**AIM OF THE TASK**
Write out every record below exactly, leaving the pictures out.

╭──

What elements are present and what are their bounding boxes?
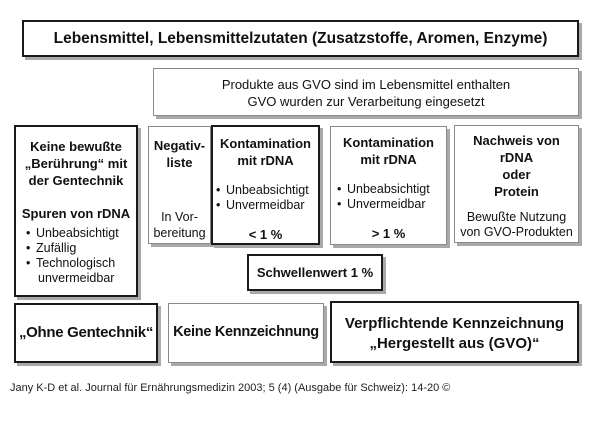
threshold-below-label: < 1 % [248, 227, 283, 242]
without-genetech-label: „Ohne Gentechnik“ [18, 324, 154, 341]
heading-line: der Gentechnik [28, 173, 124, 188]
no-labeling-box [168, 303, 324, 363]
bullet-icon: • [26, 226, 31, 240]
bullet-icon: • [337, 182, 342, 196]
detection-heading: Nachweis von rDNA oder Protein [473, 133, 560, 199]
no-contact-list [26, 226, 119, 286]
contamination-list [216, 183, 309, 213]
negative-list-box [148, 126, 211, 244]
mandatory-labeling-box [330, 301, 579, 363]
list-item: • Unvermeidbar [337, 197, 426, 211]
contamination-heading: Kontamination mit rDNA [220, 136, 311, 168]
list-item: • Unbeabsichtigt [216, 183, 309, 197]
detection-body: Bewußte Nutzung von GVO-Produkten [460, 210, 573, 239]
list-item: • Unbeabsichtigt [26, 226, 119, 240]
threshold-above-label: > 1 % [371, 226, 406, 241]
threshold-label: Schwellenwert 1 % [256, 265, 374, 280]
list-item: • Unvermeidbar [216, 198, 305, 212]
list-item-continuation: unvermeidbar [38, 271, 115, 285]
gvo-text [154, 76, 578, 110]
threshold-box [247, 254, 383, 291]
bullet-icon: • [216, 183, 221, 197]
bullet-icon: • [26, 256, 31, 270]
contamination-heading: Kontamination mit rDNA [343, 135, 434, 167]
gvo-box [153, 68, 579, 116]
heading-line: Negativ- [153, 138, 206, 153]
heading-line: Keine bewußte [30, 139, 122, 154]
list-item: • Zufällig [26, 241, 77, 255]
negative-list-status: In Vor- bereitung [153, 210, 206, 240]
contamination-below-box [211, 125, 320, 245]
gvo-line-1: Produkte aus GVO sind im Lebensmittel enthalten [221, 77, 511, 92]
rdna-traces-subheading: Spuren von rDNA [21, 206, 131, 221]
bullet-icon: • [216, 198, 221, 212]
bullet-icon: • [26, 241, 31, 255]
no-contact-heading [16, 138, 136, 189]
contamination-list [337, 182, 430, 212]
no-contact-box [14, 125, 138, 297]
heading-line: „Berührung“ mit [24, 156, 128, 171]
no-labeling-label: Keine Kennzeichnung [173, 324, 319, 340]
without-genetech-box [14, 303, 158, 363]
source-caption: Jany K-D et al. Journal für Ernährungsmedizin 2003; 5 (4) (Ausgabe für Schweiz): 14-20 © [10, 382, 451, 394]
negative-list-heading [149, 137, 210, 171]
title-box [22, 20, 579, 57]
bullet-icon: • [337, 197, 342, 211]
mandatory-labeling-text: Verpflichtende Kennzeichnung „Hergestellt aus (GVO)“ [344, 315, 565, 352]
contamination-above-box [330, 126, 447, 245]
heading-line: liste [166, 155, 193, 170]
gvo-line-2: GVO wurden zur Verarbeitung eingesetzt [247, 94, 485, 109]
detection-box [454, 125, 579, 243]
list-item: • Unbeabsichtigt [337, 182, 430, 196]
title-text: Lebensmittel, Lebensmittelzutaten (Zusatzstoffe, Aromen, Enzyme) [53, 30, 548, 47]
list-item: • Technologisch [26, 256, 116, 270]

╰──

**TASK SOLUTION**
What elements are present and what are their bounding boxes?
threshold-below-label: < 1 % [248, 227, 283, 242]
without-genetech-label: „Ohne Gentechnik“ [18, 324, 154, 341]
heading-line: der Gentechnik [28, 173, 124, 188]
no-labeling-box [168, 303, 324, 363]
bullet-icon: • [26, 226, 31, 240]
bullet-icon: • [337, 182, 342, 196]
detection-heading: Nachweis von rDNA oder Protein [473, 133, 560, 199]
no-contact-list [26, 226, 119, 286]
contamination-list [216, 183, 309, 213]
negative-list-box [148, 126, 211, 244]
mandatory-labeling-box [330, 301, 579, 363]
list-item: • Unvermeidbar [337, 197, 426, 211]
contamination-heading: Kontamination mit rDNA [220, 136, 311, 168]
list-item: • Unbeabsichtigt [216, 183, 309, 197]
detection-body: Bewußte Nutzung von GVO-Produkten [460, 210, 573, 239]
list-item: • Unbeabsichtigt [26, 226, 119, 240]
threshold-above-label: > 1 % [371, 226, 406, 241]
threshold-label: Schwellenwert 1 % [256, 265, 374, 280]
list-item: • Unvermeidbar [216, 198, 305, 212]
list-item-continuation: unvermeidbar [38, 271, 115, 285]
gvo-text [154, 76, 578, 110]
threshold-box [247, 254, 383, 291]
bullet-icon: • [216, 183, 221, 197]
bullet-icon: • [26, 256, 31, 270]
contamination-heading: Kontamination mit rDNA [343, 135, 434, 167]
gvo-box [153, 68, 579, 116]
heading-line: Negativ- [153, 138, 206, 153]
heading-line: Keine bewußte [30, 139, 122, 154]
list-item: • Zufällig [26, 241, 77, 255]
negative-list-status: In Vor- bereitung [153, 210, 206, 240]
contamination-below-box [211, 125, 320, 245]
gvo-line-1: Produkte aus GVO sind im Lebensmittel enthalten [221, 77, 511, 92]
rdna-traces-subheading: Spuren von rDNA [21, 206, 131, 221]
bullet-icon: • [216, 198, 221, 212]
bullet-icon: • [26, 241, 31, 255]
no-contact-heading [16, 138, 136, 189]
contamination-list [337, 182, 430, 212]
no-contact-box [14, 125, 138, 297]
heading-line: „Berührung“ mit [24, 156, 128, 171]
no-labeling-label: Keine Kennzeichnung [173, 324, 319, 340]
without-genetech-box [14, 303, 158, 363]
source-caption: Jany K-D et al. Journal für Ernährungsmedizin 2003; 5 (4) (Ausgabe für Schweiz): 14-20 © [10, 382, 451, 394]
negative-list-heading [149, 137, 210, 171]
title-box [22, 20, 579, 57]
bullet-icon: • [337, 197, 342, 211]
mandatory-labeling-text: Verpflichtende Kennzeichnung „Hergestellt aus (GVO)“ [344, 315, 565, 352]
contamination-above-box [330, 126, 447, 245]
heading-line: liste [166, 155, 193, 170]
gvo-line-2: GVO wurden zur Verarbeitung eingesetzt [247, 94, 485, 109]
detection-box [454, 125, 579, 243]
list-item: • Unbeabsichtigt [337, 182, 430, 196]
title-text: Lebensmittel, Lebensmittelzutaten (Zusatzstoffe, Aromen, Enzyme) [53, 30, 548, 47]
list-item: • Technologisch [26, 256, 116, 270]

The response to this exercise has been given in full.